• **VOS TÂCHES**
[1] D'après l'extrait, à quelle époque commence l'histoire du film Carol ?
[2] Expliquez, à partir de l'extrait, pourquoi l'auteur dit qu'il serait en partie malhonnête s'il ajoutait « Ah Patricia Highsmith ».
[3] Reproduisez le passage de l'extrait qui commence aux mots « Ah, Todd Haynes. » et s'arrête après « des en couple... ».

• **EXTRAIT SOURCE**
━━━

Ah, Todd Haynes. Loin du paradis, I'm not there, Safe...
Ah, Cate Blanchet (Blue Jasmine, re-I'm not there.)
Si je rajoutais Ah Patricia Highsmith je serais en partie malhonnête puisque, si effectivement j'ai adoré lire tous ses romans, Carol est le seul que j'ai zappé (je l'ai déjà dit, je suis un vieux pédé sectaire, les histoires entre femmes, contrairement à la majorité des hétéros, ne m'intéressent pas trop, oui je mériterais des gifles, je sais bien, n'est-ce pas Brigitte et Annick...)
Mais là, alors là, je ne sais pas pourquoi mais j'en ai eu soudain une énorme envie, de ce film. Et j'ai donc enchaîné, juste après Et ta soeur. Deux films de lesbiennes à la suite, ouah, vieillis-je ? C'était rigolo, dans le hall de mon Victor Hugo chéri, il y avait une majorité de femmes qui attendaient pour la séance en question, des vieilles, des jeunes, des seules, des en couple...

Et le film commence, et je soupire d'aise, tellement c'est exquisement, divinement même, filmé. Nous sommes fin 1952, les gens font leurs courses de Noël, Jingle bells, tout ça... Dans un grand magasin, une bourgeoise en manteau de fourrure cherche un cadeau pour sa fille... Une grande blonde à la coiffure impeccable et au rouge à lèvres sublime, qui discute avec une jeune vendeuse brune affublée d'un bonnet de Père Noël... Et ce qu'elles ne se disent pas est bien plus éloquent que leur tractation "officielle" de cliente à vendeuse. Des regards, un petit signe de la main en repartant, une paire de gants oubliés sur le comptoir, et c'est parti(e)... (Ce n'est pas tout à fait la scène de début du film, mais c'est celle qui a donné naissance à leur relation.)

━━━

• **DONNÉES EXTRAITES**
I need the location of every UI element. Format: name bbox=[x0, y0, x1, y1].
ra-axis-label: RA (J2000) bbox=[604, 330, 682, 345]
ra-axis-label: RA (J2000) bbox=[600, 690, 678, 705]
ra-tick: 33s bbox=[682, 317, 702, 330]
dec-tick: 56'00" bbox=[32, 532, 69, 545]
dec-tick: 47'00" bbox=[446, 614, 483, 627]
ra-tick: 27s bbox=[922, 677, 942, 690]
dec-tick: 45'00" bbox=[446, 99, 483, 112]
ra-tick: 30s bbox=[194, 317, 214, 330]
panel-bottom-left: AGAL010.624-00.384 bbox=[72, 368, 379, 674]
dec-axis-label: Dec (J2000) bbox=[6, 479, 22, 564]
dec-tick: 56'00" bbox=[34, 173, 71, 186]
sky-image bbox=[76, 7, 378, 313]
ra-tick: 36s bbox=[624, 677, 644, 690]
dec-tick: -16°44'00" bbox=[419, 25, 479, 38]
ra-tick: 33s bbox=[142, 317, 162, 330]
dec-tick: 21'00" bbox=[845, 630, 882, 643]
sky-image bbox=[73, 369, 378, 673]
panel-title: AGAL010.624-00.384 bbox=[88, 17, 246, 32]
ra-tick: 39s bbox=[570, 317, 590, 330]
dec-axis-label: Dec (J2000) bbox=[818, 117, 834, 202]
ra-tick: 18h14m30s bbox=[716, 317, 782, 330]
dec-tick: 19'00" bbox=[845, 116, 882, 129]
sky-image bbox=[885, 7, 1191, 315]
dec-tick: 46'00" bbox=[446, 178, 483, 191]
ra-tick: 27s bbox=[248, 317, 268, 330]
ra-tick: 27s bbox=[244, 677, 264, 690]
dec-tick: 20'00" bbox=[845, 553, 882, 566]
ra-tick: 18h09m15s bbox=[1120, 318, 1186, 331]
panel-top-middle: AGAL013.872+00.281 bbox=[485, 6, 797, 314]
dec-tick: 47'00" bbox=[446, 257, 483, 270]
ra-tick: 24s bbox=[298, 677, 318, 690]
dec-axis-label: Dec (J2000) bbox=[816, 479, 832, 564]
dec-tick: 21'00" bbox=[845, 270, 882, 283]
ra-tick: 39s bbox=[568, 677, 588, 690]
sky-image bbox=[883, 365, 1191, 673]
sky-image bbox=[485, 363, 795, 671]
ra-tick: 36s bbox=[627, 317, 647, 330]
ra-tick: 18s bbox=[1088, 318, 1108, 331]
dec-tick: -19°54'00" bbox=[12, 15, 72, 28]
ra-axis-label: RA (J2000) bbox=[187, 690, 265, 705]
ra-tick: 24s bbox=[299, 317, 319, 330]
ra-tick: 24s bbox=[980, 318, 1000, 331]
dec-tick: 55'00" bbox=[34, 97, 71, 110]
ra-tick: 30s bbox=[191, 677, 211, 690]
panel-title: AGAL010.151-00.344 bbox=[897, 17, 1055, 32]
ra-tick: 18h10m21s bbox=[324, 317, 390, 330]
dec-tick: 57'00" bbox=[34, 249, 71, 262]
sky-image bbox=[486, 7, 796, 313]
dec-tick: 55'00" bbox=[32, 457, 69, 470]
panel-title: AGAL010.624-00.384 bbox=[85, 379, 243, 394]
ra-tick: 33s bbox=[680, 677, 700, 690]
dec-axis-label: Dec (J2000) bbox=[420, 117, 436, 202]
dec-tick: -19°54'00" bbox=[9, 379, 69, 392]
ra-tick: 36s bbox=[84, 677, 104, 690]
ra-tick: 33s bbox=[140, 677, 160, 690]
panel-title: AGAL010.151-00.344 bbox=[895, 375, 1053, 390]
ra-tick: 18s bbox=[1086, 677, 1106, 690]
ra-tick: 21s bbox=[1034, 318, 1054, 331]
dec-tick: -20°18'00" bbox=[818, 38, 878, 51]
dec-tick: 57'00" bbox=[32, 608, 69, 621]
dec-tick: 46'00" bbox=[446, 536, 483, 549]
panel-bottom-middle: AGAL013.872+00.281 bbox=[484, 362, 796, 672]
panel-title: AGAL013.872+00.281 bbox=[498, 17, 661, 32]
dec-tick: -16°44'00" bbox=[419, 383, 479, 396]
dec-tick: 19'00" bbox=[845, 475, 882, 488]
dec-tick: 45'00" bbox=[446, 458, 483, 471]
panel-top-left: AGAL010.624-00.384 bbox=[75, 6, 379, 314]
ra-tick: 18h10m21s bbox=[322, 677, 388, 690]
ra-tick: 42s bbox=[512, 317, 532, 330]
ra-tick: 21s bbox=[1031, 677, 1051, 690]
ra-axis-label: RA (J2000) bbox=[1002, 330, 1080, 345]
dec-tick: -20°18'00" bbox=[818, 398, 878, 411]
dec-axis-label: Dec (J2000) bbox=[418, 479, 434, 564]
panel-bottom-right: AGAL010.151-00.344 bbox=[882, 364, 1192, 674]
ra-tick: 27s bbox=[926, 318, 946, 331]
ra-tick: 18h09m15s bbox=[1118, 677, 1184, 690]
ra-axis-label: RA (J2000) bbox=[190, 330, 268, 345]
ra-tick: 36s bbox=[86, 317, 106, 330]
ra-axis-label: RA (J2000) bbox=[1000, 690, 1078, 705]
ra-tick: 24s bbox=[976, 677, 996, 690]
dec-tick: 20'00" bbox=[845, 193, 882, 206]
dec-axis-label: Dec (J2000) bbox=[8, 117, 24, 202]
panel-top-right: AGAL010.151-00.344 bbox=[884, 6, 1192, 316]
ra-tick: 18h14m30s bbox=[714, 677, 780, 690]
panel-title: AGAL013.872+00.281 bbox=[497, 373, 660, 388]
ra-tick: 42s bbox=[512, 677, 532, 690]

━━━

• **RÉSULTATS PAR TÂCHE**
[1] Fin 1952, pendant les courses de Noël.

[2] Il a adoré lire tous les romans de Patricia Highsmith, mais Carol est le seul qu'il a zappé. Il explique que les histoires entre femmes ne l'intéressent pas trop.

[3]
Ah, Todd Haynes. Loin du paradis, I'm not there, Safe...
Ah, Cate Blanchet (Blue Jasmine, re-I'm not there.)
Si je rajoutais Ah Patricia Highsmith je serais en partie malhonnête puisque, si effectivement j'ai adoré lire tous ses romans, Carol est le seul que j'ai zappé (je l'ai déjà dit, je suis un vieux pédé sectaire, les histoires entre femmes, contrairement à la majorité des hétéros, ne m'intéressent pas trop, oui je mériterais des gifles, je sais bien, n'est-ce pas Brigitte et Annick...)
Mais là, alors là, je ne sais pas pourquoi mais j'en ai eu soudain une énorme envie, de ce film. Et j'ai donc enchaîné, juste après Et ta soeur. Deux films de lesbiennes à la suite, ouah, vieillis-je ? C'était rigolo, dans le hall de mon Victor Hugo chéri, il y avait une majorité de femmes qui attendaient pour la séance en question, des vieilles, des jeunes, des seules, des en couple...